* What you have to do: All of the lines below are to be transcribed faithfully, with pictures excluded from the copy.

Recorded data
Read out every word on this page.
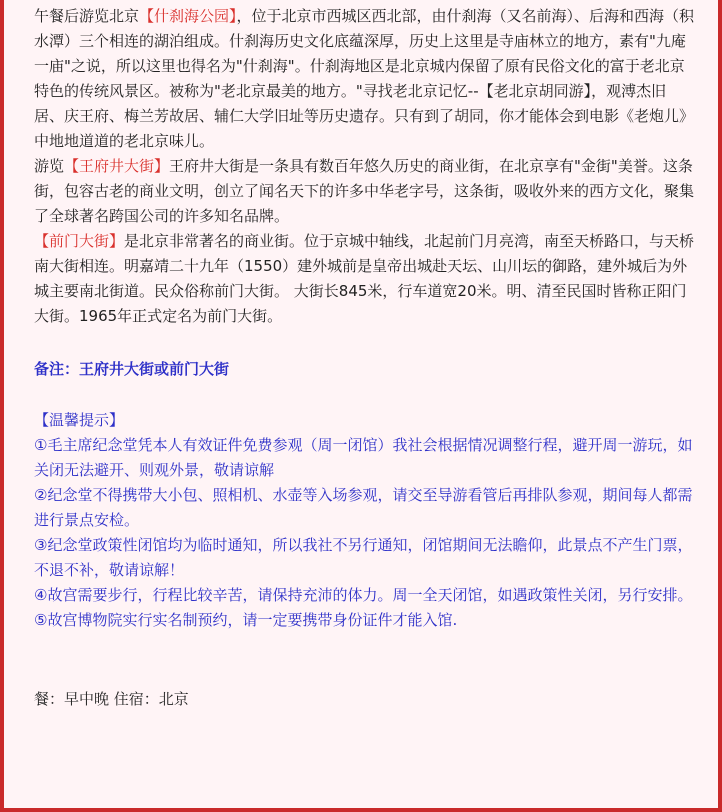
午餐后游览北京【什刹海公园】，位于北京市西城区西北部，由什刹海（又名前海）、后海和西海（积水潭）三个相连的湖泊组成。什刹海历史文化底蕴深厚，历史上这里是寺庙林立的地方，素有"九庵一庙"之说，所以这里也得名为"什刹海"。什刹海地区是北京城内保留了原有民俗文化的富于老北京特色的传统风景区。被称为"老北京最美的地方。"寻找老北京记忆--【老北京胡同游】，观溥杰旧居、庆王府、梅兰芳故居、辅仁大学旧址等历史遗存。只有到了胡同，你才能体会到电影《老炮儿》中地地道道的老北京味儿。

游览【王府井大街】王府井大街是一条具有数百年悠久历史的商业街，在北京享有"金街"美誉。这条街，包容古老的商业文明，创立了闻名天下的许多中华老字号，这条街，吸收外来的西方文化，聚集了全球著名跨国公司的许多知名品牌。

【前门大街】是北京非常著名的商业街。位于京城中轴线，北起前门月亮湾，南至天桥路口，与天桥南大街相连。明嘉靖二十九年（1550）建外城前是皇帝出城赴天坛、山川坛的御路，建外城后为外城主要南北街道。民众俗称前门大街。 大街长845米，行车道宽20米。明、清至民国时皆称正阳门大街。1965年正式定名为前门大街。

备注：王府井大街或前门大街

【温馨提示】

①毛主席纪念堂凭本人有效证件免费参观（周一闭馆）我社会根据情况调整行程，避开周一游玩，如关闭无法避开、则观外景，敬请谅解

②纪念堂不得携带大小包、照相机、水壶等入场参观，请交至导游看管后再排队参观，期间每人都需进行景点安检。

③纪念堂政策性闭馆均为临时通知，所以我社不另行通知，闭馆期间无法瞻仰，此景点不产生门票，不退不补，敬请谅解！

④故宫需要步行，行程比较辛苦，请保持充沛的体力。周一全天闭馆，如遇政策性关闭，另行安排。

⑤故宫博物院实行实名制预约，请一定要携带身份证件才能入馆.

餐：早中晚 住宿：北京
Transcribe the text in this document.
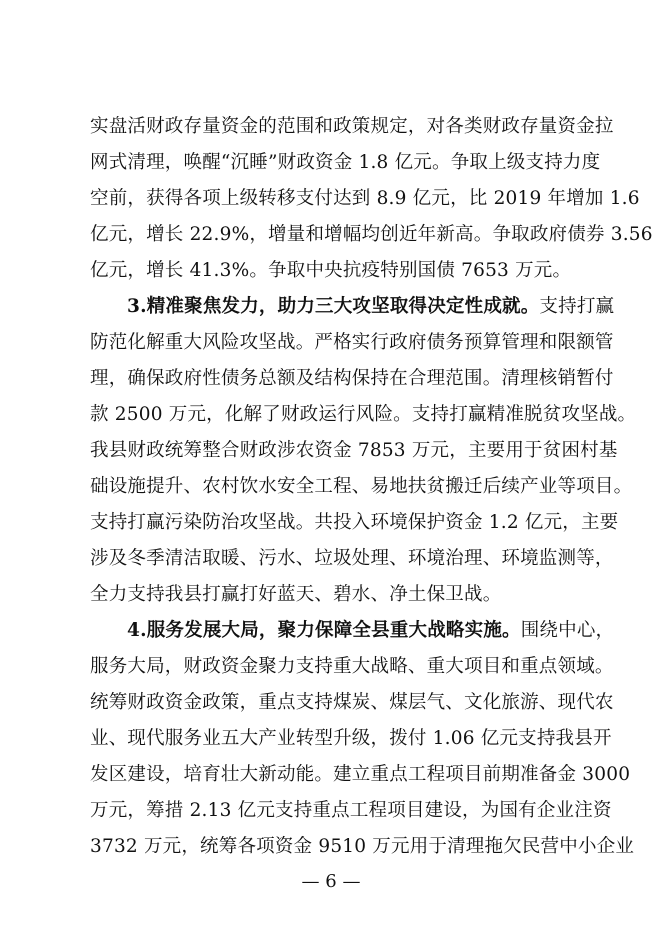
实盘活财政存量资金的范围和政策规定，对各类财政存量资金拉
网式清理，唤醒“沉睡”财政资金 1.8 亿元。争取上级支持力度
空前，获得各项上级转移支付达到 8.9 亿元，比 2019 年增加 1.6
亿元，增长 22.9%，增量和增幅均创近年新高。争取政府债券 3.56
亿元，增长 41.3%。争取中央抗疫特别国债 7653 万元。
3.精准聚焦发力，助力三大攻坚取得决定性成就。支持打赢
防范化解重大风险攻坚战。严格实行政府债务预算管理和限额管
理，确保政府性债务总额及结构保持在合理范围。清理核销暂付
款 2500 万元，化解了财政运行风险。支持打赢精准脱贫攻坚战。
我县财政统筹整合财政涉农资金 7853 万元，主要用于贫困村基
础设施提升、农村饮水安全工程、易地扶贫搬迁后续产业等项目。
支持打赢污染防治攻坚战。共投入环境保护资金 1.2 亿元，主要
涉及冬季清洁取暖、污水、垃圾处理、环境治理、环境监测等，
全力支持我县打赢打好蓝天、碧水、净土保卫战。
4.服务发展大局，聚力保障全县重大战略实施。围绕中心，
服务大局，财政资金聚力支持重大战略、重大项目和重点领域。
统筹财政资金政策，重点支持煤炭、煤层气、文化旅游、现代农
业、现代服务业五大产业转型升级，拨付 1.06 亿元支持我县开
发区建设，培育壮大新动能。建立重点工程项目前期准备金 3000
万元，筹措 2.13 亿元支持重点工程项目建设，为国有企业注资
3732 万元，统筹各项资金 9510 万元用于清理拖欠民营中小企业
— 6 —
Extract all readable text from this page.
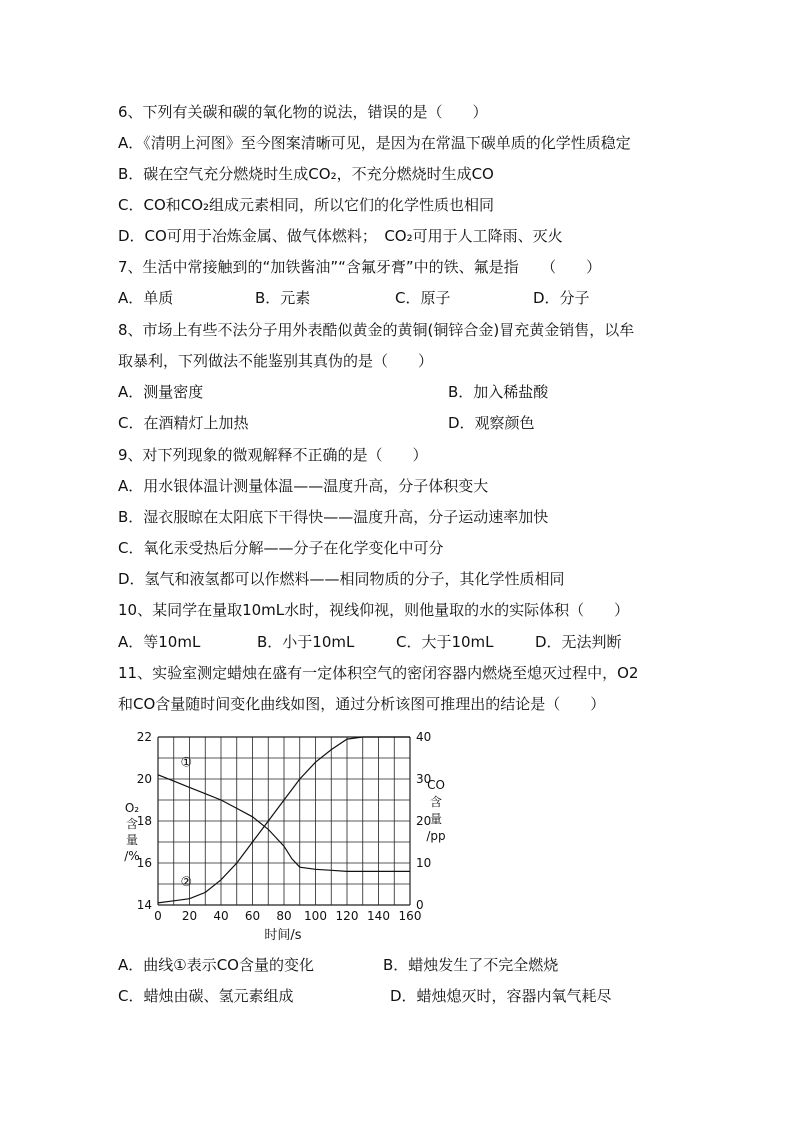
6、下列有关碳和碳的氧化物的说法，错误的是（　　）
A．《清明上河图》至今图案清晰可见，是因为在常温下碳单质的化学性质稳定
B．碳在空气充分燃烧时生成CO₂，不充分燃烧时生成CO
C．CO和CO₂组成元素相同，所以它们的化学性质也相同
D．CO可用于冶炼金属、做气体燃料；　CO₂可用于人工降雨、灭火
7、生活中常接触到的“加铁酱油”“含氟牙膏”中的铁、氟是指　　（　　）
A．单质	B．元素	C．原子	D．分子
8、市场上有些不法分子用外表酷似黄金的黄铜(铜锌合金)冒充黄金销售，以牟
取暴利，下列做法不能鉴别其真伪的是（　　）
A．测量密度	B．加入稀盐酸
C．在酒精灯上加热	D．观察颜色
9、对下列现象的微观解释不正确的是（　　）
A．用水银体温计测量体温——温度升高，分子体积变大
B．湿衣服晾在太阳底下干得快——温度升高，分子运动速率加快
C．氧化汞受热后分解——分子在化学变化中可分
D．氢气和液氢都可以作燃料——相同物质的分子，其化学性质相同
10、某同学在量取10mL水时，视线仰视，则他量取的水的实际体积（　　）
A．等10mL	B．小于10mL	C．大于10mL	D．无法判断
11、实验室测定蜡烛在盛有一定体积空气的密闭容器内燃烧至熄灭过程中，O2
和CO含量随时间变化曲线如图，通过分析该图可推理出的结论是（　　）
①
②
0 20 40 60 80 100 120 140 160
14
16
18
20
22
0
10
20
30
40
时间/s
O₂
含
量
/%
CO
含
量
/pp
A．曲线①表示CO含量的变化	B．蜡烛发生了不完全燃烧
C．蜡烛由碳、氢元素组成	D．蜡烛熄灭时，容器内氧气耗尽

* Output of the exercise:
Read out every word on this page.
午餐后游览北京【什刹海公园】，位于北京市西城区西北部，由什刹海（又名前海）、后海和西海（积水潭）三个相连的湖泊组成。什刹海历史文化底蕴深厚，历史上这里是寺庙林立的地方，素有"九庵一庙"之说，所以这里也得名为"什刹海"。什刹海地区是北京城内保留了原有民俗文化的富于老北京特色的传统风景区。被称为"老北京最美的地方。"寻找老北京记忆--【老北京胡同游】，观溥杰旧居、庆王府、梅兰芳故居、辅仁大学旧址等历史遗存。只有到了胡同，你才能体会到电影《老炮儿》中地地道道的老北京味儿。

游览【王府井大街】王府井大街是一条具有数百年悠久历史的商业街，在北京享有"金街"美誉。这条街，包容古老的商业文明，创立了闻名天下的许多中华老字号，这条街，吸收外来的西方文化，聚集了全球著名跨国公司的许多知名品牌。

【前门大街】是北京非常著名的商业街。位于京城中轴线，北起前门月亮湾，南至天桥路口，与天桥南大街相连。明嘉靖二十九年（1550）建外城前是皇帝出城赴天坛、山川坛的御路，建外城后为外城主要南北街道。民众俗称前门大街。 大街长845米，行车道宽20米。明、清至民国时皆称正阳门大街。1965年正式定名为前门大街。

备注：王府井大街或前门大街

【温馨提示】

①毛主席纪念堂凭本人有效证件免费参观（周一闭馆）我社会根据情况调整行程，避开周一游玩，如关闭无法避开、则观外景，敬请谅解

②纪念堂不得携带大小包、照相机、水壶等入场参观，请交至导游看管后再排队参观，期间每人都需进行景点安检。

③纪念堂政策性闭馆均为临时通知，所以我社不另行通知，闭馆期间无法瞻仰，此景点不产生门票，不退不补，敬请谅解！

④故宫需要步行，行程比较辛苦，请保持充沛的体力。周一全天闭馆，如遇政策性关闭，另行安排。

⑤故宫博物院实行实名制预约，请一定要携带身份证件才能入馆.

餐：早中晚 住宿：北京
Transcribe the text in this document.
实盘活财政存量资金的范围和政策规定，对各类财政存量资金拉
网式清理，唤醒“沉睡”财政资金 1.8 亿元。争取上级支持力度
空前，获得各项上级转移支付达到 8.9 亿元，比 2019 年增加 1.6
亿元，增长 22.9%，增量和增幅均创近年新高。争取政府债券 3.56
亿元，增长 41.3%。争取中央抗疫特别国债 7653 万元。
3.精准聚焦发力，助力三大攻坚取得决定性成就。支持打赢
防范化解重大风险攻坚战。严格实行政府债务预算管理和限额管
理，确保政府性债务总额及结构保持在合理范围。清理核销暂付
款 2500 万元，化解了财政运行风险。支持打赢精准脱贫攻坚战。
我县财政统筹整合财政涉农资金 7853 万元，主要用于贫困村基
础设施提升、农村饮水安全工程、易地扶贫搬迁后续产业等项目。
支持打赢污染防治攻坚战。共投入环境保护资金 1.2 亿元，主要
涉及冬季清洁取暖、污水、垃圾处理、环境治理、环境监测等，
全力支持我县打赢打好蓝天、碧水、净土保卫战。
4.服务发展大局，聚力保障全县重大战略实施。围绕中心，
服务大局，财政资金聚力支持重大战略、重大项目和重点领域。
统筹财政资金政策，重点支持煤炭、煤层气、文化旅游、现代农
业、现代服务业五大产业转型升级，拨付 1.06 亿元支持我县开
发区建设，培育壮大新动能。建立重点工程项目前期准备金 3000
万元，筹措 2.13 亿元支持重点工程项目建设，为国有企业注资
3732 万元，统筹各项资金 9510 万元用于清理拖欠民营中小企业
— 6 —
Extract all readable text from this page.
6、下列有关碳和碳的氧化物的说法，错误的是（　　）
A．《清明上河图》至今图案清晰可见，是因为在常温下碳单质的化学性质稳定
B．碳在空气充分燃烧时生成CO₂，不充分燃烧时生成CO
C．CO和CO₂组成元素相同，所以它们的化学性质也相同
D．CO可用于冶炼金属、做气体燃料；　CO₂可用于人工降雨、灭火
7、生活中常接触到的“加铁酱油”“含氟牙膏”中的铁、氟是指　　（　　）
A．单质	B．元素	C．原子	D．分子
8、市场上有些不法分子用外表酷似黄金的黄铜(铜锌合金)冒充黄金销售，以牟
取暴利，下列做法不能鉴别其真伪的是（　　）
A．测量密度	B．加入稀盐酸
C．在酒精灯上加热	D．观察颜色
9、对下列现象的微观解释不正确的是（　　）
A．用水银体温计测量体温——温度升高，分子体积变大
B．湿衣服晾在太阳底下干得快——温度升高，分子运动速率加快
C．氧化汞受热后分解——分子在化学变化中可分
D．氢气和液氢都可以作燃料——相同物质的分子，其化学性质相同
10、某同学在量取10mL水时，视线仰视，则他量取的水的实际体积（　　）
A．等10mL	B．小于10mL	C．大于10mL	D．无法判断
11、实验室测定蜡烛在盛有一定体积空气的密闭容器内燃烧至熄灭过程中，O2
和CO含量随时间变化曲线如图，通过分析该图可推理出的结论是（　　）
①
②
0 20 40 60 80 100 120 140 160
14
16
18
20
22
0
10
20
30
40
时间/s
O₂
含
量
/%
CO
含
量
/pp
A．曲线①表示CO含量的变化	B．蜡烛发生了不完全燃烧
C．蜡烛由碳、氢元素组成	D．蜡烛熄灭时，容器内氧气耗尽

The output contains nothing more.